- **Provided text**
<<<<
Meissner's arrangement was current until 1870, when George Bentham published his arrangement, discarding all four of Meissner's series.

==According to George==
In 1981, Alex George published a thorough revision of Banksia in his classic monograph The genus Banksia L.f. (Proteaceae). He reinstated B. ser. Quercinae, placing it within B. sect. Banksia, and redefining it as containing those species with awned perianths, and beaked follicles. Initially, the series contained three species, but in 1988 George moved B. baueri (woolly orange banksia) into its own series, B. ser. Bauerinae, leaving just B. quercifolia (oak-leaved banksia) and B. oreophila (western mountain banksia) in B. ser. Quercinae.

The placement and circumscription of B. ser. Quercinae in George's taxonomic arrangement of Banksia may be summarised as follows:
Banksia
B. subg. Banksia
B. sect. Banksia
B. ser. Salicinae (11 species, 7 subspecies)
B. ser. Grandes (2 species)
B. ser. Banksia (8 species)
B. ser. Crocinae (4 species)
B. ser. Prostratae (6 species, 3 varieties)
B. ser. Cyrtostylis (13 species, 2 subspecies)
B. ser. Tetragonae (3 species)
B. ser. Bauerinae (1 species)
B. ser. Quercinae
B. quercifolia
B. oreophila
B. sect. Coccinea (1 species)
B. sect. Oncostylis (3 series, 22 species, 4 subspecies, 11 varieties)
B. subg. Isostylis (3 species)

==According to Thiele and Ladiges==
In 1996, Kevin Thiele and Pauline Ladiges undertook a cladistic analysis of morphological characters of Banksia, which yielded a phylogeny somewhat at odds with George's taxonomic arrangement. B. ser. Quercinae was found to be monophyletic, though quite closely related to B. ser. Spicigerae. They therefore retained the series, placing it next to B. ser. Spicigerae in their arrangement.

The placement and circumscription of B. ser. Quercinae in Thiele and Ladiges' arrangement may be summarised as follows:
Banksia
B. subg. Isostylis (3 species)
B. elegans (incertae sedis)
B. subg. Banksia
B. ser. Tetragonae (4 species)
B. ser. Lindleyanae (1 species)
B. ser. Banksia (2 subseries, 12 species)
B. baueri (incertae sedis)
B. lullfitzii (incertae sedis)
B. attenuata (incertae sedis)
B. ashbyi (incertae sedis)
B. coccinea (incertae sedis)
B. ser. Prostratae (8 species)
B. ser. Cyrtostylis (4 species)
B. ser. Ochraceae (3 species, 2 subspecies)
B. ser. Grandes (2 species)
B. ser. Salicinae (2 subseries, 11 species, 4 subspecies)
B. ser. Spicigerae (3 subseries, 7 species, 6 varieties)
B. ser. Quercinae
B. quercifolia
B. oreophila
B. ser. Dryandroideae (1 species)
B. ser. Abietinae (4 subseries, 15 species, 8 varieties)

Thiele and Ladiges' arrangement remained current only until 1999, when George's treatment of the genus for the Flora of Australia series of monographs was published. This was essentially a revision of George's 1981 arrangement, which took into account some of Thiele and Ladiges' data, but rejected their overall arrangement. With respect to B. ser. Quercinae, George's 1999 arrangement was no different from that of 1988.
>>>>
- **Extracted material**
<<<<
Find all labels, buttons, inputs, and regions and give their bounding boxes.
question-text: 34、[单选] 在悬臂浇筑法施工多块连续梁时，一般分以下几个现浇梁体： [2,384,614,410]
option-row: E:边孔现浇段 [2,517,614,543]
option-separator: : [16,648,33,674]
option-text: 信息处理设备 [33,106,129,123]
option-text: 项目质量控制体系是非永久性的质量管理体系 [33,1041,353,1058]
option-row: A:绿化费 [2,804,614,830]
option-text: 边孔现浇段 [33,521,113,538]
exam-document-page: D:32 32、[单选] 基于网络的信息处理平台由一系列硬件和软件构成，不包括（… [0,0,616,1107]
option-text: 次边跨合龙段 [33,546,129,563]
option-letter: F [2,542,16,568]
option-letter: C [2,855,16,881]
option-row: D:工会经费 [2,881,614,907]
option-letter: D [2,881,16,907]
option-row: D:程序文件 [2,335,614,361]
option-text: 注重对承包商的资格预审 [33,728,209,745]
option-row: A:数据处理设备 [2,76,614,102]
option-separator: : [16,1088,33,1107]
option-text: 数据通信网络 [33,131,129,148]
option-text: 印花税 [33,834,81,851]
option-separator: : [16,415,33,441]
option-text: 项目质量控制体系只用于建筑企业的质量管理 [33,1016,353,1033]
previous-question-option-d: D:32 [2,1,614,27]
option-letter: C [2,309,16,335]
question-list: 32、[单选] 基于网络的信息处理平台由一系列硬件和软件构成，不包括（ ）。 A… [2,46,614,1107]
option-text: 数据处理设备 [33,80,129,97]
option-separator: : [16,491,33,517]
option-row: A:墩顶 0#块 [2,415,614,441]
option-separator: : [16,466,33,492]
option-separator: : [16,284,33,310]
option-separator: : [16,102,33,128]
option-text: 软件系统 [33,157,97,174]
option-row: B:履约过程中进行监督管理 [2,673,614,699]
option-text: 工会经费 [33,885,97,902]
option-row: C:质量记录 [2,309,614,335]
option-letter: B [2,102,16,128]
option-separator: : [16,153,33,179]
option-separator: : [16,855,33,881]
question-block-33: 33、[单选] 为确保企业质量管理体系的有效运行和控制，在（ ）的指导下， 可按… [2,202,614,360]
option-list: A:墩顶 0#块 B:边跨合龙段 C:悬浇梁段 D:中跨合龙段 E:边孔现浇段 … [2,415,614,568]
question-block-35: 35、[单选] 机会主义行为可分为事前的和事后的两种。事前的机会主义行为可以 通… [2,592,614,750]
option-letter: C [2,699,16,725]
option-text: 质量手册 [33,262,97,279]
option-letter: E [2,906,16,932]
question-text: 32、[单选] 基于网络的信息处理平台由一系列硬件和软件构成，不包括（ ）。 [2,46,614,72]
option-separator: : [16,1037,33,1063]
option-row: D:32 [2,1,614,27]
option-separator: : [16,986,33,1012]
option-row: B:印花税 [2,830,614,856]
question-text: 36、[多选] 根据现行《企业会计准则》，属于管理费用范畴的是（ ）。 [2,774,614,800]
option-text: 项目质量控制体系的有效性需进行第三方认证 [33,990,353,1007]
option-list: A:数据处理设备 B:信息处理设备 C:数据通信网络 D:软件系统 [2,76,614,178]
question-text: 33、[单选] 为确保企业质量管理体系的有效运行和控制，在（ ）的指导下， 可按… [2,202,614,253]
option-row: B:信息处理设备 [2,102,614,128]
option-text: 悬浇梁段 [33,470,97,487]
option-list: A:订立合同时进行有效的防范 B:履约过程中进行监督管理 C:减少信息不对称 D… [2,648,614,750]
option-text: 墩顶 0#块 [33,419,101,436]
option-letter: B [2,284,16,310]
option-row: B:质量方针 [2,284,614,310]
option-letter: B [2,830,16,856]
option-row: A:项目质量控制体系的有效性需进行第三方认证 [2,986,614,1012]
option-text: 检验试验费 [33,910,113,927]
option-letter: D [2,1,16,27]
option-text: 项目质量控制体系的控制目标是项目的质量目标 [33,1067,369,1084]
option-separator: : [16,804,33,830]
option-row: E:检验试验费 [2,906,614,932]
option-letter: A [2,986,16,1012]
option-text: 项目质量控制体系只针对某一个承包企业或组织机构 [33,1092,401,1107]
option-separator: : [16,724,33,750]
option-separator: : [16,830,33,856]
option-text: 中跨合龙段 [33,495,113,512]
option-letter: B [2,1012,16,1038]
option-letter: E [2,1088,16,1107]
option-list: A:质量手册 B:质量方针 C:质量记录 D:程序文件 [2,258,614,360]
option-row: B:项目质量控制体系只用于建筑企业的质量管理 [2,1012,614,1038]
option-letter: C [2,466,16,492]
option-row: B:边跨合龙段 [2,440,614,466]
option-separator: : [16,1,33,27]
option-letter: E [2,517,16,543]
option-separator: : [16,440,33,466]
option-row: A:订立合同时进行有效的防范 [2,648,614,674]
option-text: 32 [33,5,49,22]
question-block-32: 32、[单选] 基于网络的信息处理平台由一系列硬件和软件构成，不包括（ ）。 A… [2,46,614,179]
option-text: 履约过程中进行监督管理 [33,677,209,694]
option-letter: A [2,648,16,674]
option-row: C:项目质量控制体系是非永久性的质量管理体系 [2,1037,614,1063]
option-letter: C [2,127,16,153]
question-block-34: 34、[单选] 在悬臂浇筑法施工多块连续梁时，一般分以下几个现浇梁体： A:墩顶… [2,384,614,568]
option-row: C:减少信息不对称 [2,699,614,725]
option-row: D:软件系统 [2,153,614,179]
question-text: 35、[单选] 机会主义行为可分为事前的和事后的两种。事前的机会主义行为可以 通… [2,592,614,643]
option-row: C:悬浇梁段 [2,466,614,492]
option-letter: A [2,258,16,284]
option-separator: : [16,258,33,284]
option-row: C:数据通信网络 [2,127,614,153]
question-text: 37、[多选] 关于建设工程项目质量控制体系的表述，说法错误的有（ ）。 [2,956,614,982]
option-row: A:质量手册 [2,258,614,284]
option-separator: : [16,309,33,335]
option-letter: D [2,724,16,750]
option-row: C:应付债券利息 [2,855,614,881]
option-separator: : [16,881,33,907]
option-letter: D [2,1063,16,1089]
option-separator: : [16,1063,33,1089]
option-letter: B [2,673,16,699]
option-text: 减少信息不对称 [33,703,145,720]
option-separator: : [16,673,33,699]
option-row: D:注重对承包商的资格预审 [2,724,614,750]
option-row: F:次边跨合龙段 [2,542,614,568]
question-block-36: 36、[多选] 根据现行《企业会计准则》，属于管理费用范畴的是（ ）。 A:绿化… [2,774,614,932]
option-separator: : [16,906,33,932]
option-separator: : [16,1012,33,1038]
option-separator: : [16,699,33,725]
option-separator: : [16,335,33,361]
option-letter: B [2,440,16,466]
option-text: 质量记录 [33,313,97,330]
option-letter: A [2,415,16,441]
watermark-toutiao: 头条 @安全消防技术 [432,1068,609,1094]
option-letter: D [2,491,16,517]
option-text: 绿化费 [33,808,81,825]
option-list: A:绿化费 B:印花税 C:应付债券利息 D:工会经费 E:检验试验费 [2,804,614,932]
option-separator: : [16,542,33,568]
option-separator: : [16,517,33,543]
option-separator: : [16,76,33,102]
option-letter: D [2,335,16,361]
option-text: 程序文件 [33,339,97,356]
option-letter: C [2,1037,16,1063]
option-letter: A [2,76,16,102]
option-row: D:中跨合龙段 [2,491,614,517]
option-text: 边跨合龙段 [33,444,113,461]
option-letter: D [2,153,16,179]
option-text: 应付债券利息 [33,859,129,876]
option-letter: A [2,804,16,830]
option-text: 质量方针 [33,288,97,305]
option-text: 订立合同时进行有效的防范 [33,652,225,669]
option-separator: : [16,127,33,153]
>>>>
Copy the passage on Banksia classification from "B. ser. Ochraceae" through "that of 1988.", with "Dryandroideae" swapped out for "Dryandra". The entries are unrelated to the passage on Banksia classification and can be ignored.

B. ser. Ochraceae (3 species, 2 subspecies)
B. ser. Grandes (2 species)
B. ser. Salicinae (2 subseries, 11 species, 4 subspecies)
B. ser. Spicigerae (3 subseries, 7 species, 6 varieties)
B. ser. Quercinae
B. quercifolia
B. oreophila
B. ser. Dryandra (1 species)
B. ser. Abietinae (4 subseries, 15 species, 8 varieties)

Thiele and Ladiges' arrangement remained current only until 1999, when George's treatment of the genus for the Flora of Australia series of monographs was published. This was essentially a revision of George's 1981 arrangement, which took into account some of Thiele and Ladiges' data, but rejected their overall arrangement. With respect to B. ser. Quercinae, George's 1999 arrangement was no different from that of 1988.